Instructions for the task →
Can you transcribe every line exactly and leave the pictures behind?

Dataset entries on figures →
----

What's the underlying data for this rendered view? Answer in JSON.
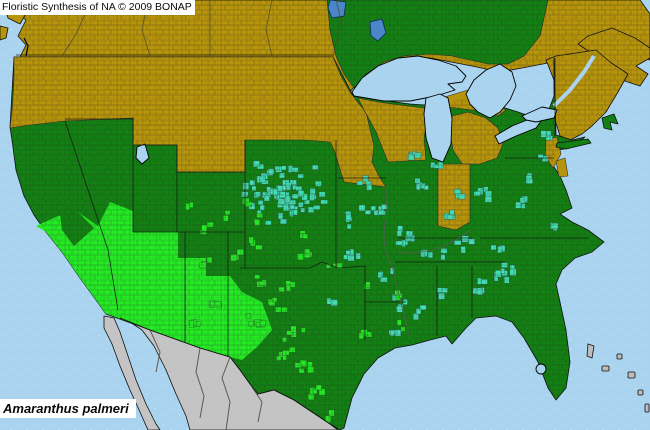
{
  "attribution": {
    "text": "Floristic Synthesis of NA © 2009 BONAP"
  },
  "species": {
    "label": "Amaranthus palmeri"
  },
  "map_colors": {
    "ocean": "#A9D3EE",
    "absent": "#B6940C",
    "present": "#128012",
    "region": "#24E924",
    "county": "#43DFB4",
    "outside": "#C4C4C4"
  }
}
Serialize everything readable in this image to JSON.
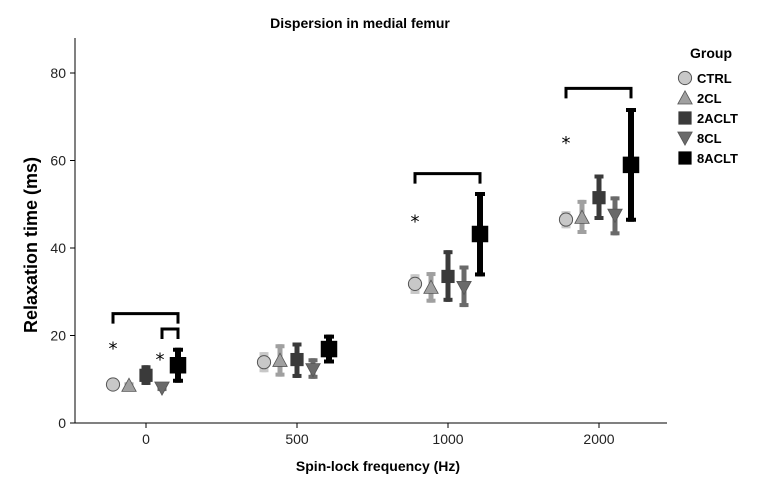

----

Exercise result →
What's the underlying data for this rendered view? Answer in JSON.
{
  "attribution": {
    "text": "Floristic Synthesis of NA © 2009 BONAP"
  },
  "species": {
    "label": "Amaranthus palmeri"
  },
  "map_colors": {
    "ocean": "#A9D3EE",
    "absent": "#B6940C",
    "present": "#128012",
    "region": "#24E924",
    "county": "#43DFB4",
    "outside": "#C4C4C4"
  }
}
Serialize everything readable in this image to JSON.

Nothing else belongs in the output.